» **INPUT MATERIAL**:
Start
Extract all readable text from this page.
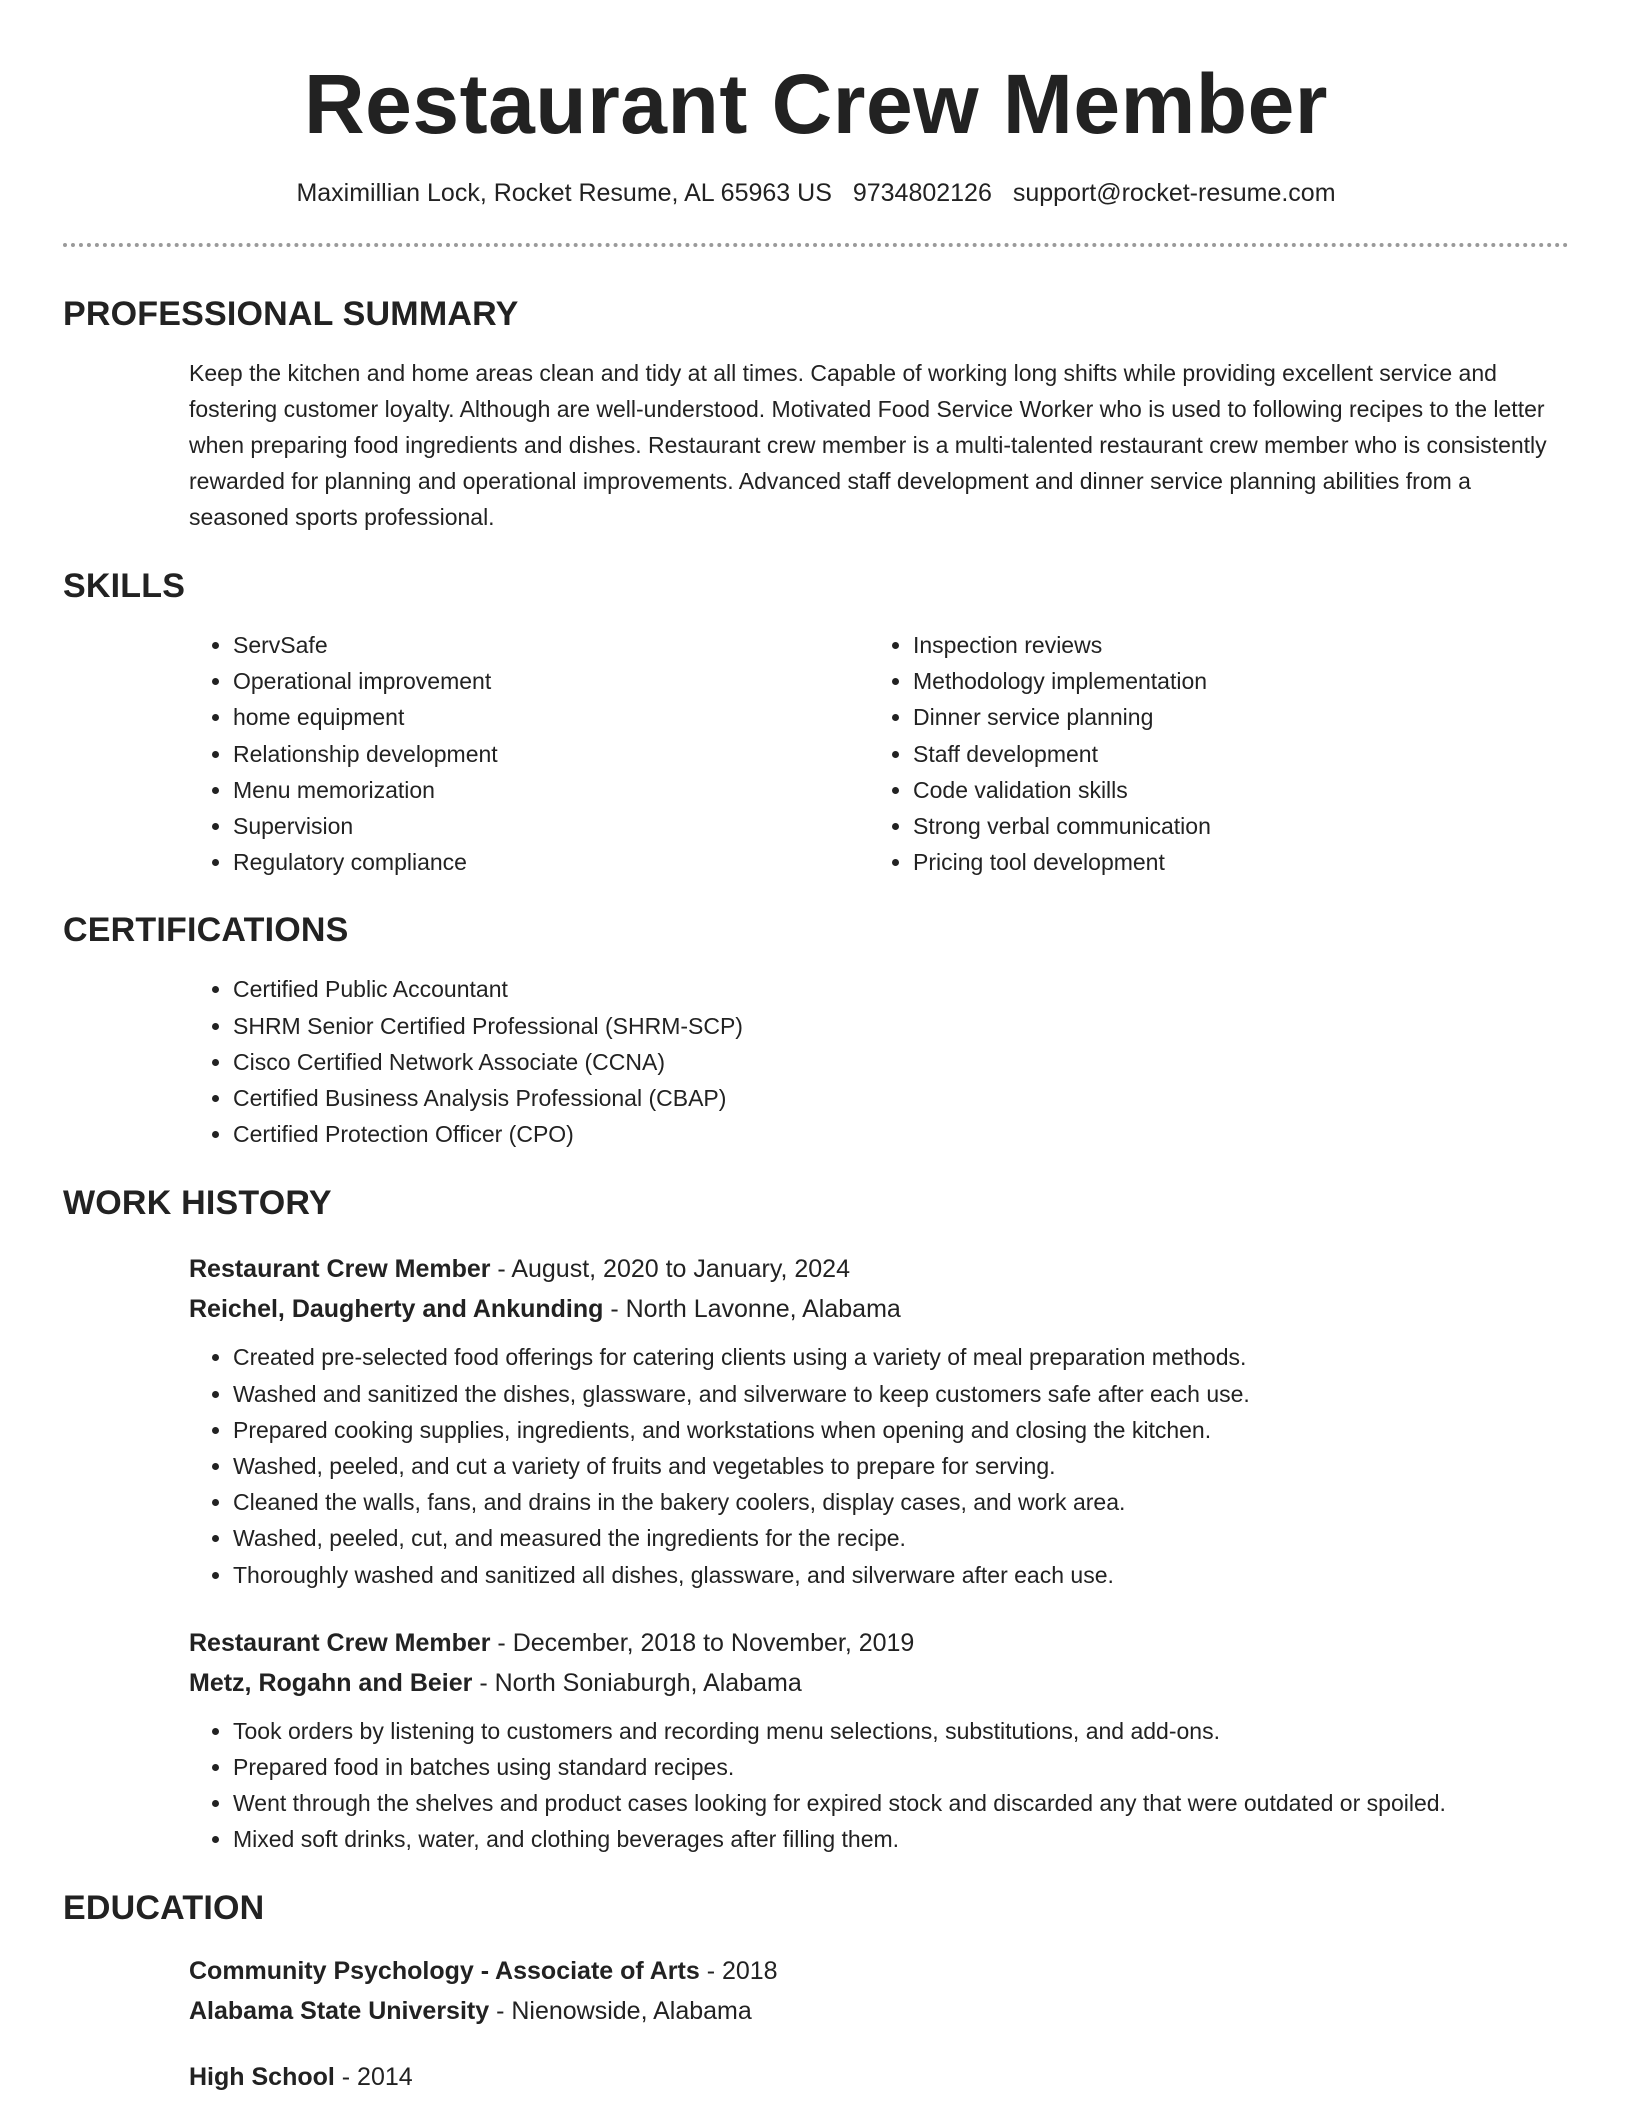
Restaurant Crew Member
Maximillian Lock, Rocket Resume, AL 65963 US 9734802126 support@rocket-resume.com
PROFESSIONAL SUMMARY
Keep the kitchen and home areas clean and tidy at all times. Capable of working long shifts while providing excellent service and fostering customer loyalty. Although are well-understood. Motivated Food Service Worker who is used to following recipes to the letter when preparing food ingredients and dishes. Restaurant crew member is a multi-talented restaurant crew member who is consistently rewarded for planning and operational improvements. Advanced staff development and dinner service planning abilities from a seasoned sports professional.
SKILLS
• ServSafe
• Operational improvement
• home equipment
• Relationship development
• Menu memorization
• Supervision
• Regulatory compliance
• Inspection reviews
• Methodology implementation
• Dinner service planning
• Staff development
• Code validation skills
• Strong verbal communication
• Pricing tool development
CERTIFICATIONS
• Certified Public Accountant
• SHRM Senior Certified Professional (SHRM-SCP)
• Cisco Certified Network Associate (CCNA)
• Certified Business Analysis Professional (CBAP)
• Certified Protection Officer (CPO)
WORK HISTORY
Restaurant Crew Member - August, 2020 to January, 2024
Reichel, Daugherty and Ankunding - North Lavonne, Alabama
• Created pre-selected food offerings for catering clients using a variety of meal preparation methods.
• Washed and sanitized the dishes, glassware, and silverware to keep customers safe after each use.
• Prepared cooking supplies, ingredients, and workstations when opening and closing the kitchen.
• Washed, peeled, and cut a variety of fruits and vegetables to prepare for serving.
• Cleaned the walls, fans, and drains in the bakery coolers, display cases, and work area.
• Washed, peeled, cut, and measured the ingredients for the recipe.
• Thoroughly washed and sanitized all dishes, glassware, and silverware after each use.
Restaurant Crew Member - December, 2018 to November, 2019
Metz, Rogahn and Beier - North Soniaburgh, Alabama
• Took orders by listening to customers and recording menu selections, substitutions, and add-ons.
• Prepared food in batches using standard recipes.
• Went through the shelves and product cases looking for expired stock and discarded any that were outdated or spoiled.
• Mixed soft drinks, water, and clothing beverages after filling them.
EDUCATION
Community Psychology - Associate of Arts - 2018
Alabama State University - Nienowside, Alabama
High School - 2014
End
Start
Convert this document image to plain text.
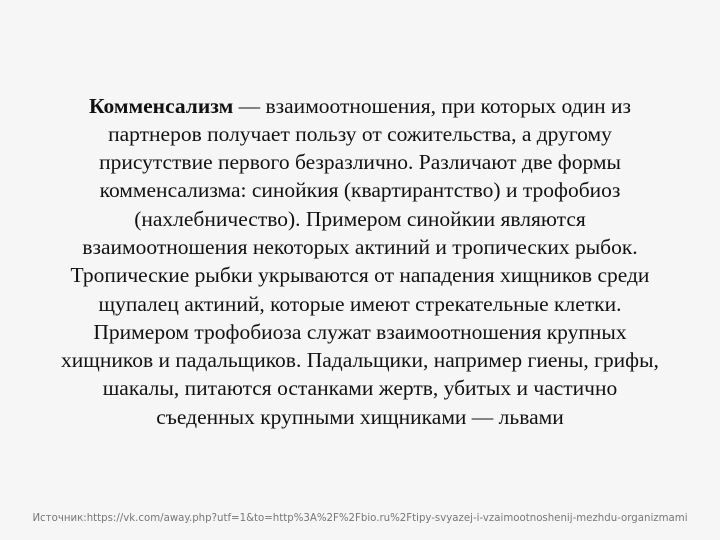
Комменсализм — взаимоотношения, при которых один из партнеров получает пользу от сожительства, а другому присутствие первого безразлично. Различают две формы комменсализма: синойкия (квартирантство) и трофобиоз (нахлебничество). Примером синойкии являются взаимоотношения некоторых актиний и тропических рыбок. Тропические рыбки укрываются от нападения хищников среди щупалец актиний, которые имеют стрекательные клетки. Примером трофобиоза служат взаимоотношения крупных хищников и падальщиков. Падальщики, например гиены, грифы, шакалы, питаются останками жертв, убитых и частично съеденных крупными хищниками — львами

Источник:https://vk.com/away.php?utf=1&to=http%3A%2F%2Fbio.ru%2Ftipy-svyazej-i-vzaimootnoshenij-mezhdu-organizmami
End
» **TASK PROMPT**: Collect, from the material above, every line containing the word "glassware".

» **CORRECT ANSWER**:
• Washed and sanitized the dishes, glassware, and silverware to keep customers safe after each use.
• Thoroughly washed and sanitized all dishes, glassware, and silverware after each use.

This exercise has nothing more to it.